**WHAT THIS TASK INVOLVES:**
Copy out every one of the entries below word for word, without changing anything.

___ TASK DATA ___

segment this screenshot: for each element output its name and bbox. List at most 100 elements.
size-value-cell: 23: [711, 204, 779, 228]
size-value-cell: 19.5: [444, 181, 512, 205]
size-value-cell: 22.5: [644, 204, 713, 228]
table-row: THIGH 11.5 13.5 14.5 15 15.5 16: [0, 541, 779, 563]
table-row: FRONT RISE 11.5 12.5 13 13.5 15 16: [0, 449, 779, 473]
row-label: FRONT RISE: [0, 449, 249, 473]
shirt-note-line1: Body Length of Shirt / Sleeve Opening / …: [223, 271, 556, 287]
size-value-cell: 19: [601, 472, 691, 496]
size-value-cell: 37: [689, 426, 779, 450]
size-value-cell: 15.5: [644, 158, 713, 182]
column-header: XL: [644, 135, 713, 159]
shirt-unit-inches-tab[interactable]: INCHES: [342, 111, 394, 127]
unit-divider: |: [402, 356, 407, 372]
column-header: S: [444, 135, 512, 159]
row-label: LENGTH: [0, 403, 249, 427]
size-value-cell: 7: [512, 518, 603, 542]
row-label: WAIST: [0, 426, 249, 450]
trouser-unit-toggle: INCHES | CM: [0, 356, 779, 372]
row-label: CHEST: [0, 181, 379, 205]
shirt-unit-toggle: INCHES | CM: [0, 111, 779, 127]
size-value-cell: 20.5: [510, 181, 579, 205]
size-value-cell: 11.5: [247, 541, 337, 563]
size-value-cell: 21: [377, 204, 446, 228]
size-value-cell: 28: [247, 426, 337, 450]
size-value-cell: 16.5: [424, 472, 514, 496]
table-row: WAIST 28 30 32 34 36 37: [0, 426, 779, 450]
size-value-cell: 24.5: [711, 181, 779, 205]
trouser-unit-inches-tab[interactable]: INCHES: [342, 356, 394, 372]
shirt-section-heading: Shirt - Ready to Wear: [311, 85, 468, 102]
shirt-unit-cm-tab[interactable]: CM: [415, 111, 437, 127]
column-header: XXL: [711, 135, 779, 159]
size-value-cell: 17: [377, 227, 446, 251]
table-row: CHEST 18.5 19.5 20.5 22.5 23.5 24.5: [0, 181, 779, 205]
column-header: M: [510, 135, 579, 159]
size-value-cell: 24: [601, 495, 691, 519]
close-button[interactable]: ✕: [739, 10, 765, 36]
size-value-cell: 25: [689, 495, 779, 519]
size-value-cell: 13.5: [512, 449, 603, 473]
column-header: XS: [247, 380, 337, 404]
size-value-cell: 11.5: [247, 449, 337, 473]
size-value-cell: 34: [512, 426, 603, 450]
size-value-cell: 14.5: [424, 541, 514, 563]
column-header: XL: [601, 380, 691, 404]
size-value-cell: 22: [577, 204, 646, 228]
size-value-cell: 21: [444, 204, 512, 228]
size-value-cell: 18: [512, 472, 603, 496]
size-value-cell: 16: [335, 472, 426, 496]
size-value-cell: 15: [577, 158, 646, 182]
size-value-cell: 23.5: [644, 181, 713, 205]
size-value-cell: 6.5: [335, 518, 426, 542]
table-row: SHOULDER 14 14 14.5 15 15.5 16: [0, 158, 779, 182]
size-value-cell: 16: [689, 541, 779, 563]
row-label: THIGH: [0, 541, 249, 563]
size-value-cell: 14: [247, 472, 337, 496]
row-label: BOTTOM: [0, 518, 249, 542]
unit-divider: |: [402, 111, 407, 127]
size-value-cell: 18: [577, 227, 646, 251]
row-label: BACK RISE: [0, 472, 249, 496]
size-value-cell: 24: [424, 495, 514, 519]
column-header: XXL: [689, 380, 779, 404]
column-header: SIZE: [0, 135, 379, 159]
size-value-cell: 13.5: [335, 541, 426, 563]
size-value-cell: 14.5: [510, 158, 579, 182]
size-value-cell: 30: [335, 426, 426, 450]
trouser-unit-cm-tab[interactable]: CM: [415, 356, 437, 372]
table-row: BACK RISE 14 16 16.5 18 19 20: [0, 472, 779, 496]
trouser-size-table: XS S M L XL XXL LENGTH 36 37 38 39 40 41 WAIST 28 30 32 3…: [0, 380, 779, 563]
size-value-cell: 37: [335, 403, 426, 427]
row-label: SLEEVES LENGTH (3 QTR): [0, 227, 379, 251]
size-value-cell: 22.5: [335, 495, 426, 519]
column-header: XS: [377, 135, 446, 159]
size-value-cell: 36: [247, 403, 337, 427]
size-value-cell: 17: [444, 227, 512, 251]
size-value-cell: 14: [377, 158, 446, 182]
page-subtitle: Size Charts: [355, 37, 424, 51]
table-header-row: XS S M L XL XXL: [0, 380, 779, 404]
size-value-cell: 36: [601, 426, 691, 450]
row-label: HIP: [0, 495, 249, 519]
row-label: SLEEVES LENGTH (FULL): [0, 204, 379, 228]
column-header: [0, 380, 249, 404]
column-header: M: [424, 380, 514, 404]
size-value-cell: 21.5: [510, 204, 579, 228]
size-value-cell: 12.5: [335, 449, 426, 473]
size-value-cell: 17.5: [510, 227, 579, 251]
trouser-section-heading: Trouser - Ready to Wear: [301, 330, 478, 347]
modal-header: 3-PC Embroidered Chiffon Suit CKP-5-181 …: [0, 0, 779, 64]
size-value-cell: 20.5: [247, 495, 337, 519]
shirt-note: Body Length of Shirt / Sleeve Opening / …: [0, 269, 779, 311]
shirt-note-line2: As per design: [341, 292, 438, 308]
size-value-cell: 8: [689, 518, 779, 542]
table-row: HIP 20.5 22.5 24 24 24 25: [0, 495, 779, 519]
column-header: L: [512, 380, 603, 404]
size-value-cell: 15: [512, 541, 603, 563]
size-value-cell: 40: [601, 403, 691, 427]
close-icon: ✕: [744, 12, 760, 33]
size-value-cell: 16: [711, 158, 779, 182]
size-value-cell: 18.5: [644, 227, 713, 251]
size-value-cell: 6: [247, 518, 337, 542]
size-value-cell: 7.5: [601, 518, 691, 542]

___

**RESULT:**
segment this screenshot: for each element output its name and bbox. List at most 100 elements.
size-value-cell: 23: [711, 204, 779, 228]
size-value-cell: 19.5: [444, 181, 512, 205]
size-value-cell: 22.5: [644, 204, 713, 228]
table-row: THIGH 11.5 13.5 14.5 15 15.5 16: [0, 541, 779, 563]
table-row: FRONT RISE 11.5 12.5 13 13.5 15 16: [0, 449, 779, 473]
row-label: FRONT RISE: [0, 449, 249, 473]
shirt-note-line1: Body Length of Shirt / Sleeve Opening / …: [223, 271, 556, 287]
size-value-cell: 19: [601, 472, 691, 496]
size-value-cell: 37: [689, 426, 779, 450]
size-value-cell: 15.5: [644, 158, 713, 182]
column-header: XL: [644, 135, 713, 159]
shirt-unit-inches-tab[interactable]: INCHES: [342, 111, 394, 127]
unit-divider: |: [402, 356, 407, 372]
column-header: S: [444, 135, 512, 159]
row-label: LENGTH: [0, 403, 249, 427]
size-value-cell: 7: [512, 518, 603, 542]
row-label: WAIST: [0, 426, 249, 450]
trouser-unit-toggle: INCHES | CM: [0, 356, 779, 372]
row-label: CHEST: [0, 181, 379, 205]
shirt-unit-toggle: INCHES | CM: [0, 111, 779, 127]
size-value-cell: 20.5: [510, 181, 579, 205]
size-value-cell: 11.5: [247, 541, 337, 563]
size-value-cell: 21: [377, 204, 446, 228]
size-value-cell: 28: [247, 426, 337, 450]
size-value-cell: 16.5: [424, 472, 514, 496]
table-row: WAIST 28 30 32 34 36 37: [0, 426, 779, 450]
size-value-cell: 24.5: [711, 181, 779, 205]
trouser-unit-inches-tab[interactable]: INCHES: [342, 356, 394, 372]
shirt-section-heading: Shirt - Ready to Wear: [311, 85, 468, 102]
shirt-unit-cm-tab[interactable]: CM: [415, 111, 437, 127]
column-header: XXL: [711, 135, 779, 159]
size-value-cell: 17: [377, 227, 446, 251]
table-row: CHEST 18.5 19.5 20.5 22.5 23.5 24.5: [0, 181, 779, 205]
column-header: M: [510, 135, 579, 159]
size-value-cell: 24: [601, 495, 691, 519]
close-button[interactable]: ✕: [739, 10, 765, 36]
size-value-cell: 25: [689, 495, 779, 519]
size-value-cell: 13.5: [512, 449, 603, 473]
column-header: XS: [247, 380, 337, 404]
size-value-cell: 11.5: [247, 449, 337, 473]
size-value-cell: 34: [512, 426, 603, 450]
size-value-cell: 14.5: [424, 541, 514, 563]
column-header: XL: [601, 380, 691, 404]
size-value-cell: 22: [577, 204, 646, 228]
size-value-cell: 21: [444, 204, 512, 228]
size-value-cell: 18: [512, 472, 603, 496]
size-value-cell: 16: [335, 472, 426, 496]
size-value-cell: 15: [577, 158, 646, 182]
size-value-cell: 23.5: [644, 181, 713, 205]
size-value-cell: 6.5: [335, 518, 426, 542]
table-row: SHOULDER 14 14 14.5 15 15.5 16: [0, 158, 779, 182]
size-value-cell: 16: [689, 541, 779, 563]
row-label: THIGH: [0, 541, 249, 563]
size-value-cell: 14: [247, 472, 337, 496]
row-label: BOTTOM: [0, 518, 249, 542]
unit-divider: |: [402, 111, 407, 127]
size-value-cell: 18: [577, 227, 646, 251]
row-label: BACK RISE: [0, 472, 249, 496]
size-value-cell: 24: [424, 495, 514, 519]
column-header: XXL: [689, 380, 779, 404]
column-header: SIZE: [0, 135, 379, 159]
size-value-cell: 13.5: [335, 541, 426, 563]
size-value-cell: 14.5: [510, 158, 579, 182]
size-value-cell: 30: [335, 426, 426, 450]
trouser-unit-cm-tab[interactable]: CM: [415, 356, 437, 372]
table-row: BACK RISE 14 16 16.5 18 19 20: [0, 472, 779, 496]
trouser-size-table: XS S M L XL XXL LENGTH 36 37 38 39 40 41 WAIST 28 30 32 3…: [0, 380, 779, 563]
size-value-cell: 37: [335, 403, 426, 427]
row-label: SLEEVES LENGTH (3 QTR): [0, 227, 379, 251]
size-value-cell: 22.5: [335, 495, 426, 519]
column-header: XS: [377, 135, 446, 159]
size-value-cell: 36: [247, 403, 337, 427]
size-value-cell: 17: [444, 227, 512, 251]
size-value-cell: 14: [377, 158, 446, 182]
page-subtitle: Size Charts: [355, 37, 424, 51]
table-header-row: XS S M L XL XXL: [0, 380, 779, 404]
size-value-cell: 36: [601, 426, 691, 450]
row-label: HIP: [0, 495, 249, 519]
row-label: SLEEVES LENGTH (FULL): [0, 204, 379, 228]
column-header: [0, 380, 249, 404]
column-header: M: [424, 380, 514, 404]
size-value-cell: 21.5: [510, 204, 579, 228]
size-value-cell: 12.5: [335, 449, 426, 473]
size-value-cell: 17.5: [510, 227, 579, 251]
trouser-section-heading: Trouser - Ready to Wear: [301, 330, 478, 347]
modal-header: 3-PC Embroidered Chiffon Suit CKP-5-181 …: [0, 0, 779, 64]
size-value-cell: 20.5: [247, 495, 337, 519]
shirt-note: Body Length of Shirt / Sleeve Opening / …: [0, 269, 779, 311]
shirt-note-line2: As per design: [341, 292, 438, 308]
size-value-cell: 8: [689, 518, 779, 542]
table-row: HIP 20.5 22.5 24 24 24 25: [0, 495, 779, 519]
column-header: L: [512, 380, 603, 404]
size-value-cell: 15: [512, 541, 603, 563]
size-value-cell: 40: [601, 403, 691, 427]
close-icon: ✕: [744, 12, 760, 33]
size-value-cell: 16: [711, 158, 779, 182]
size-value-cell: 18.5: [644, 227, 713, 251]
size-value-cell: 6: [247, 518, 337, 542]
size-value-cell: 7.5: [601, 518, 691, 542]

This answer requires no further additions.